> [Instructions for the task]: Determine which lines of the records include the word "outlets", and copy them.

> [Listing]:
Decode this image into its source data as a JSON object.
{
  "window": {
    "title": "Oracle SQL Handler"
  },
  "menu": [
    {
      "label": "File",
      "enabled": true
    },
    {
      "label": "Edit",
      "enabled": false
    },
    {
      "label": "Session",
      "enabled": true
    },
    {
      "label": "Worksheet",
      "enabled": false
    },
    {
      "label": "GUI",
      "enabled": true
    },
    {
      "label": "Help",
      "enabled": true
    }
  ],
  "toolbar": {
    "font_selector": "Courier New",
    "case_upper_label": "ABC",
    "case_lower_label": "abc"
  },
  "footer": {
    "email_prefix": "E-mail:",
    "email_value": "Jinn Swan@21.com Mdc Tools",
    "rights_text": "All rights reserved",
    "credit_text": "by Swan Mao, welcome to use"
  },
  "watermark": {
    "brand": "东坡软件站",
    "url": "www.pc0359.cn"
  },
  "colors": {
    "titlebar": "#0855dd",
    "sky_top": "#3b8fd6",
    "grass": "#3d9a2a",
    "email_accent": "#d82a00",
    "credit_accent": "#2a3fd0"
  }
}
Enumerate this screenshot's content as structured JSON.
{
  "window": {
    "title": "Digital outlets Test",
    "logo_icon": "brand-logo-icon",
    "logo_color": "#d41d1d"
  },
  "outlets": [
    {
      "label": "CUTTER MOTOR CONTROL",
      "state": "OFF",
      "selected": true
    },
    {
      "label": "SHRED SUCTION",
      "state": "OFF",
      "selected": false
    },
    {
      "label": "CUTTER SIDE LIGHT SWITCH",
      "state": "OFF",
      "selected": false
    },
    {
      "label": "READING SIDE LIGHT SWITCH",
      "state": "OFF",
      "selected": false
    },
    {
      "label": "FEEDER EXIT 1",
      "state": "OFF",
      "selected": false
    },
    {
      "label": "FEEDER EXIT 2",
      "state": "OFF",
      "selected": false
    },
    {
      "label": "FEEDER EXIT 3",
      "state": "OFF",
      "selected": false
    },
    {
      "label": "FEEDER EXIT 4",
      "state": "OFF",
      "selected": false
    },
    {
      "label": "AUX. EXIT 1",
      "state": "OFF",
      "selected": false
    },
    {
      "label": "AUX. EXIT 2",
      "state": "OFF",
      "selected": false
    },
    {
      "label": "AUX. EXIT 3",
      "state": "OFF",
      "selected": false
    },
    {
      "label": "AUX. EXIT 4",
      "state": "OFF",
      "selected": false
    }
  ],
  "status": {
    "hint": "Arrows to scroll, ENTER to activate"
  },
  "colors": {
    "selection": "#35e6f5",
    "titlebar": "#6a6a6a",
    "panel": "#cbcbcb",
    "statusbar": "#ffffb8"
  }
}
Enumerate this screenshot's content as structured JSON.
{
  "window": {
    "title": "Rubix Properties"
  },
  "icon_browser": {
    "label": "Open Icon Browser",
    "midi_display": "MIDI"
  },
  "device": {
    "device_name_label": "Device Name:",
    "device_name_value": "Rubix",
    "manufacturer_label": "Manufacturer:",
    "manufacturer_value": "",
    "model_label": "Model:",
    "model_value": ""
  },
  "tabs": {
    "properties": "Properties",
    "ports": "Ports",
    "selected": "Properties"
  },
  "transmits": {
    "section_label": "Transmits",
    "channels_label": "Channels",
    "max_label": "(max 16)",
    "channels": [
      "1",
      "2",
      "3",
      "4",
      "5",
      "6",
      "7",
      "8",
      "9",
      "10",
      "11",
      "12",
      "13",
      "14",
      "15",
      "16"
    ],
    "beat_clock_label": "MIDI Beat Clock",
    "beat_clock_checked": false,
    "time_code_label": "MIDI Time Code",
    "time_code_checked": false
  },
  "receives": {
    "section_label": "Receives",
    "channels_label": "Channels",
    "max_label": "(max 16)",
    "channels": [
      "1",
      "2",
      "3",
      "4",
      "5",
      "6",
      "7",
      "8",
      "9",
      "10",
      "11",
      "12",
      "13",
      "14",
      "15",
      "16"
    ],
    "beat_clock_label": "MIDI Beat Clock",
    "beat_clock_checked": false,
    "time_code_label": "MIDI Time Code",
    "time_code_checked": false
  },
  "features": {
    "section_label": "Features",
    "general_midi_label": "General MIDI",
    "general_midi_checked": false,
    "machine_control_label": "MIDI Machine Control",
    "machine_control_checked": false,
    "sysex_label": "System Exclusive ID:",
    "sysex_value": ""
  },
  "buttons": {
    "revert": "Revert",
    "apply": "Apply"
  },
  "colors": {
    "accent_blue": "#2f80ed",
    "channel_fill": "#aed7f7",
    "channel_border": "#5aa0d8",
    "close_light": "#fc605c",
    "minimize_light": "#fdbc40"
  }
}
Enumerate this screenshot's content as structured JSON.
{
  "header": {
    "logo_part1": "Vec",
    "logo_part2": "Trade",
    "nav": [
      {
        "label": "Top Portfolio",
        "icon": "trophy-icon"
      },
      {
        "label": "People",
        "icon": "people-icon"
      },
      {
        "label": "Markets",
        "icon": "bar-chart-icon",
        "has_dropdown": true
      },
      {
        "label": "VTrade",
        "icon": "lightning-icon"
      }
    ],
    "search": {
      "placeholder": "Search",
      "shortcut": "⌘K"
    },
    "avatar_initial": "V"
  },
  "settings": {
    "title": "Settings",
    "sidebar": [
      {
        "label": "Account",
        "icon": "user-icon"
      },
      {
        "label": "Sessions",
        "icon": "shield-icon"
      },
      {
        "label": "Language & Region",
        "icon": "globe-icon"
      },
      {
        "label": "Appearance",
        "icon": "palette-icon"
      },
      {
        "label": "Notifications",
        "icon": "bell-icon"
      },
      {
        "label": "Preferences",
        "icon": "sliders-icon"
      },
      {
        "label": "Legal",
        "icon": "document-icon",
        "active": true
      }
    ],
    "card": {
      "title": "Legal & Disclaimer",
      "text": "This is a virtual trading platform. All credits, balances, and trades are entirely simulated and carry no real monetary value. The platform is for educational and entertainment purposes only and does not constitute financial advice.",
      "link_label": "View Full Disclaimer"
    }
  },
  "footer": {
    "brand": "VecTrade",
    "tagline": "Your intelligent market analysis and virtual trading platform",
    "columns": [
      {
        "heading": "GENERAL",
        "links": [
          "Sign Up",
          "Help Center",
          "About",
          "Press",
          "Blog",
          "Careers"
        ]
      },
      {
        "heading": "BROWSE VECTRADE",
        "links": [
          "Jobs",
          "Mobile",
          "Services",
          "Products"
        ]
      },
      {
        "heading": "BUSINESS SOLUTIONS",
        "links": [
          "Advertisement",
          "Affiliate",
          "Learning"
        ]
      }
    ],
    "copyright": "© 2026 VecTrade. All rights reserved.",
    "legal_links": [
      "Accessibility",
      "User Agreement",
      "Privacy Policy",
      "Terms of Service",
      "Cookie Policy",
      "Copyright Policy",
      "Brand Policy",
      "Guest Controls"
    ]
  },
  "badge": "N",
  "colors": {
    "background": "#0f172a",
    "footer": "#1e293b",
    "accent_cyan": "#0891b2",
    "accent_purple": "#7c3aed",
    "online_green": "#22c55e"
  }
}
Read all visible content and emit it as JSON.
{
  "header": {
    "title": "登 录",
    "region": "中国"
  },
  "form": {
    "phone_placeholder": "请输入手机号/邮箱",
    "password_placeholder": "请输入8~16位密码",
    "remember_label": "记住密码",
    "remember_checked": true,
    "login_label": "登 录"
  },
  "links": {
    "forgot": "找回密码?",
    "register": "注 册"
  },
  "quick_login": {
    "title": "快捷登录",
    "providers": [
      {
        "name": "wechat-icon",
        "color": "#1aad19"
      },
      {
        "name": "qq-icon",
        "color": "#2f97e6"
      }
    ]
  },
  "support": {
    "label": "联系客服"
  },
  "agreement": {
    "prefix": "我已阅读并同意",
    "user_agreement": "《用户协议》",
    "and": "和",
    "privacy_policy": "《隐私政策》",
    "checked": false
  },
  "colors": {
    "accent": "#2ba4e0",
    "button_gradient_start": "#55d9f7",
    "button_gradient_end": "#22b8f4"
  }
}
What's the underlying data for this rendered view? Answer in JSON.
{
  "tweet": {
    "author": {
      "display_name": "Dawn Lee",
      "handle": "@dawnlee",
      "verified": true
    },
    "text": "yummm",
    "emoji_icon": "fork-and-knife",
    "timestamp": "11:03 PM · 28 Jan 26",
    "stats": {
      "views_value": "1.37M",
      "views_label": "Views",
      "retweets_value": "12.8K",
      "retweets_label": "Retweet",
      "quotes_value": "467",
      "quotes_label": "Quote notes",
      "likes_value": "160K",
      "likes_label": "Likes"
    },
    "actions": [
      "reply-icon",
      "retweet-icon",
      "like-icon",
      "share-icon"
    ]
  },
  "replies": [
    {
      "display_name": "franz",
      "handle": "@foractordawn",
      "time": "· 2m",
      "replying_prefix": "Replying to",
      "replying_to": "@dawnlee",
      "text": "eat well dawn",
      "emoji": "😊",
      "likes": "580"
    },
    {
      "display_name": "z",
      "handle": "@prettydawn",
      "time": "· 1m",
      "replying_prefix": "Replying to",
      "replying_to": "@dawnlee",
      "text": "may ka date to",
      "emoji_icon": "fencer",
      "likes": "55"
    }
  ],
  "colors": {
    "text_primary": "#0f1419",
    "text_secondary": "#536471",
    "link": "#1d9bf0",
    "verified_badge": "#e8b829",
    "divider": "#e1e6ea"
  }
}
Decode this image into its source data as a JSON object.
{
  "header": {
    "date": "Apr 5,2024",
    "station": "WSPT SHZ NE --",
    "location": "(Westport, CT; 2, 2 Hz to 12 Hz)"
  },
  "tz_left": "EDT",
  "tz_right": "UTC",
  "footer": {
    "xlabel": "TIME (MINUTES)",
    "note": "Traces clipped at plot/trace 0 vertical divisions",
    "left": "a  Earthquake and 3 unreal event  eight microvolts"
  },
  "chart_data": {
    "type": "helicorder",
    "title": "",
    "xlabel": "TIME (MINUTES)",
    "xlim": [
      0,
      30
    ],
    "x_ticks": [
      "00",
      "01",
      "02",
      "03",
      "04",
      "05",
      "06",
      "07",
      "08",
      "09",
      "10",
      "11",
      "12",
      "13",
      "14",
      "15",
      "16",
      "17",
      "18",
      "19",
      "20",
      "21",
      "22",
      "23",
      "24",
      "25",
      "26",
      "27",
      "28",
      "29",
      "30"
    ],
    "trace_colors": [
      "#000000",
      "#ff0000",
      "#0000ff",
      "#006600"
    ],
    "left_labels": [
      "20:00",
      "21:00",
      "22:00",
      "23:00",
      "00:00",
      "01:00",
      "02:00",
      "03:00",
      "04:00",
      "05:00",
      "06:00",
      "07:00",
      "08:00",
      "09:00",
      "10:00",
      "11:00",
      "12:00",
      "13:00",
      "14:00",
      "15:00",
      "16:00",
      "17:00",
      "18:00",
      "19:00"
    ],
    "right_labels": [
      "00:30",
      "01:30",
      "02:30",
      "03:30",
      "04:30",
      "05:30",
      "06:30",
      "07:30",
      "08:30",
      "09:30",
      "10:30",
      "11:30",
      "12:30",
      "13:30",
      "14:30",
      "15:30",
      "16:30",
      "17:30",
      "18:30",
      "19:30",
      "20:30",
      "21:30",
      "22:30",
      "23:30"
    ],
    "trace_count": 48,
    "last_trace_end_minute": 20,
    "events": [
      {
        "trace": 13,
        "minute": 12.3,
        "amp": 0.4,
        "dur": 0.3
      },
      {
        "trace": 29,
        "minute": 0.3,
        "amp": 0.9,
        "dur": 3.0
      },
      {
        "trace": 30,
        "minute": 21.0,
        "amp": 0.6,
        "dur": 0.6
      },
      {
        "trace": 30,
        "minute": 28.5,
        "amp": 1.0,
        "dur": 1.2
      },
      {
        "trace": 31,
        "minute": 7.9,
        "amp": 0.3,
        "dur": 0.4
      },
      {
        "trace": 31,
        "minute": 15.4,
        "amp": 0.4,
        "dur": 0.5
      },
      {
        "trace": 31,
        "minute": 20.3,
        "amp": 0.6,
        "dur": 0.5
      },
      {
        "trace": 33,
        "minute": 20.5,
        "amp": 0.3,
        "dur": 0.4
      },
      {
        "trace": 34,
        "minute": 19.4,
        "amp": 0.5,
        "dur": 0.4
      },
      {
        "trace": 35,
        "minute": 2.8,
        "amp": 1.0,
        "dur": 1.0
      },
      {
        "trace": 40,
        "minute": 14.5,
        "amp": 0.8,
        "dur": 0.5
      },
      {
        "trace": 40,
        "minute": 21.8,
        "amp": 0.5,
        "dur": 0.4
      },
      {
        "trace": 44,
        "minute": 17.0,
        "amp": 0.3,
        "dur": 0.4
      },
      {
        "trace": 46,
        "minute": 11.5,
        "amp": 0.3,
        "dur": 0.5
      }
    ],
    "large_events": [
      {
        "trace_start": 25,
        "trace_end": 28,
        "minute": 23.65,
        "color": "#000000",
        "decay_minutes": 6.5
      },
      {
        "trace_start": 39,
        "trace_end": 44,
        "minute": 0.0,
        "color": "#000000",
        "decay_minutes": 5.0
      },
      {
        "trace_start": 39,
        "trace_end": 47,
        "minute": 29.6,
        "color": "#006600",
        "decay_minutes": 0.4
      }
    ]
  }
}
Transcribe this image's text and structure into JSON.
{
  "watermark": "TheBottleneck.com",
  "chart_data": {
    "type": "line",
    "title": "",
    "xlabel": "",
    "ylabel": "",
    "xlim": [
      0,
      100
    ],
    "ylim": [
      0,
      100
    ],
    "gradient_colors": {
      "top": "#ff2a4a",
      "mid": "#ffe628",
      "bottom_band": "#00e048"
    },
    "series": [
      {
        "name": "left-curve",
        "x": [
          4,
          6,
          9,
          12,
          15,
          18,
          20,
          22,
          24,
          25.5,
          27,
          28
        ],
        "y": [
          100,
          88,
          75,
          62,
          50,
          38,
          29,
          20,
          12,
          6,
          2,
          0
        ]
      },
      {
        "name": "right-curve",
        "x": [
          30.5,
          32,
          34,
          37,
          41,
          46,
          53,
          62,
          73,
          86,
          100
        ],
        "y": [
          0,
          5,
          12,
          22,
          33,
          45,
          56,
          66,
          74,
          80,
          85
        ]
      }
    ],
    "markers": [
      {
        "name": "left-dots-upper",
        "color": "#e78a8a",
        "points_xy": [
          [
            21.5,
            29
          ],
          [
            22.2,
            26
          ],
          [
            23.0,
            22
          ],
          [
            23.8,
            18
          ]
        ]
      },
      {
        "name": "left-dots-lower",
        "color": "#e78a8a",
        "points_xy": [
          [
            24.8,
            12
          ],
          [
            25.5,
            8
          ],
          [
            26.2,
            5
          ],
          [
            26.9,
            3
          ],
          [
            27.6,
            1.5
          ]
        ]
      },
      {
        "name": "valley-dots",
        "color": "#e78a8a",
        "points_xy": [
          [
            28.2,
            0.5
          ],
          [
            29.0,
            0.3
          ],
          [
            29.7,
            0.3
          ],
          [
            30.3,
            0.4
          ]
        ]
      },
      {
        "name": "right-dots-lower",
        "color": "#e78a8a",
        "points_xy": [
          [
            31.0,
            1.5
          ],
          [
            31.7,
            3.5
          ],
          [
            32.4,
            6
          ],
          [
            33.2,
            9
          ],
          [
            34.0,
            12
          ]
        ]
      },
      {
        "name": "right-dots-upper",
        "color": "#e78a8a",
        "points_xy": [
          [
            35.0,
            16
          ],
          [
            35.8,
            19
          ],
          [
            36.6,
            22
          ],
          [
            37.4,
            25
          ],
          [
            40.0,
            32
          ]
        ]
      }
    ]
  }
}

> [Reply]:
    "title": "Digital outlets Test",
  "outlets": [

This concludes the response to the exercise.